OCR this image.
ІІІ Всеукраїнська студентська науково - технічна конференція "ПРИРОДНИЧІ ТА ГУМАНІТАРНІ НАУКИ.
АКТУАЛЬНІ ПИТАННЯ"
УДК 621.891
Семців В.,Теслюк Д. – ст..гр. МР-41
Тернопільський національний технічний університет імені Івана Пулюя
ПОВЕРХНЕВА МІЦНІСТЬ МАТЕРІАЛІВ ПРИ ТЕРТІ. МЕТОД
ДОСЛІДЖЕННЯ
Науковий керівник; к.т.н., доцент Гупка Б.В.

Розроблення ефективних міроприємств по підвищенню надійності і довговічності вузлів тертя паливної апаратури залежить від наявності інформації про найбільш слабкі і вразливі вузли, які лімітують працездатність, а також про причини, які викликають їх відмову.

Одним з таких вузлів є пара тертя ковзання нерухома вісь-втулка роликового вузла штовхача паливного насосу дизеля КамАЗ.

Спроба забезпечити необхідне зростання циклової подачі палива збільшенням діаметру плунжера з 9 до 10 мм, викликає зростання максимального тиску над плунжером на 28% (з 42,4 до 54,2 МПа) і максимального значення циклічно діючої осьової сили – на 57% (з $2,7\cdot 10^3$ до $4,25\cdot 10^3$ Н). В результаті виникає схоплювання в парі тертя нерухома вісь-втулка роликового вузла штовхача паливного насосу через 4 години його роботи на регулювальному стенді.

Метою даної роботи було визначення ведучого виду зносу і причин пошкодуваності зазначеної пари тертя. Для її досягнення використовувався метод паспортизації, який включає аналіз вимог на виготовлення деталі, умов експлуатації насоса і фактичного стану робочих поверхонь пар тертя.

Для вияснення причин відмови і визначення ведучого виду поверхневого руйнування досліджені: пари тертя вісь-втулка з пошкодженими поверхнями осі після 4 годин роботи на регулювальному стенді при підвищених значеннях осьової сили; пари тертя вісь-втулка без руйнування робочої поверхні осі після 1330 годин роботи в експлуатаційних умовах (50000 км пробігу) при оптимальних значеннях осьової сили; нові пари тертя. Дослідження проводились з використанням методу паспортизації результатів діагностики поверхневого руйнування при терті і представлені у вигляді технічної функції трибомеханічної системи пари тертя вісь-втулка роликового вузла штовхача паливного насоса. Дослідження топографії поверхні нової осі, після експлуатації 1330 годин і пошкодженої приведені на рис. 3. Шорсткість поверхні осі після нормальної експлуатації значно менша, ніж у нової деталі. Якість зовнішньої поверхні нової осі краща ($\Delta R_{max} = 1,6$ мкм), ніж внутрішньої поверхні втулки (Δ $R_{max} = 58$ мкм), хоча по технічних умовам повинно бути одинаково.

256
◇ ◇ ◇ ◇
## Exercise description:
Search the listing for the word "визначення". Copy every line in which it occurs.

## In response:
Метою даної роботи було визначення ведучого виду зносу і причин пошкодуваності зазначеної пари тертя. Для її досягнення використовувався метод паспортизації, який включає аналіз вимог на виготовлення деталі, умов експлуатації насоса і фактичного стану робочих поверхонь пар тертя.
Для вияснення причин відмови і визначення ведучого виду поверхневого руйнування досліджені: пари тертя вісь-втулка з пошкодженими поверхнями осі після 4 годин роботи на регулювальному стенді при підвищених значеннях осьової сили; пари тертя вісь-втулка без руйнування робочої поверхні осі після 1330 годин роботи в експлуатаційних умовах (50000 км пробігу) при оптимальних значеннях осьової сили; нові пари тертя. Дослідження проводились з використанням методу паспортизації результатів діагностики поверхневого руйнування при терті і представлені у вигляді технічної функції трибомеханічної системи пари тертя вісь-втулка роликового вузла штовхача паливного насоса. Дослідження топографії поверхні нової осі, після експлуатації 1330 годин і пошкодженої приведені на рис. 3. Шорсткість поверхні осі після нормальної експлуатації значно менша, ніж у нової деталі. Якість зовнішньої поверхні нової осі краща ($\Delta R_{max} = 1,6$ мкм), ніж внутрішньої поверхні втулки (Δ $R_{max} = 58$ мкм), хоча по технічних умовам повинно бути одинаково.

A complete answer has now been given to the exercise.